→ **To do**
Copy out, from the entries below, each line holding the string "masked".

→ **Data excerpts**

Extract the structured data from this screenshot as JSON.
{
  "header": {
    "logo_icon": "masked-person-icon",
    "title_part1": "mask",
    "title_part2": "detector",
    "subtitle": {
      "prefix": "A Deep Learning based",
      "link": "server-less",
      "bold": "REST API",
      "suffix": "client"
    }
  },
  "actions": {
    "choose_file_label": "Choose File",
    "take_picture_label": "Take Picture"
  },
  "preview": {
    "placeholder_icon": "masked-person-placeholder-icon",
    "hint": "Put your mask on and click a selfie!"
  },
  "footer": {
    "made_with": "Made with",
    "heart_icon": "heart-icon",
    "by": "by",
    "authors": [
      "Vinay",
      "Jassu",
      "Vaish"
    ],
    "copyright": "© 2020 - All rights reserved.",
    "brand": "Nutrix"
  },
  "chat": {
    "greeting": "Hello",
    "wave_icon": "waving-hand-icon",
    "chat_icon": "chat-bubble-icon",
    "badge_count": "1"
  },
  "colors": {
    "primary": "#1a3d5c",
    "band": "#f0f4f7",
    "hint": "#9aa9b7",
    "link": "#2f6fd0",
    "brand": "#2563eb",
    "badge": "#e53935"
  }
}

→ **Result of this exercise**
    "logo_icon": "masked-person-icon",
    "placeholder_icon": "masked-person-placeholder-icon",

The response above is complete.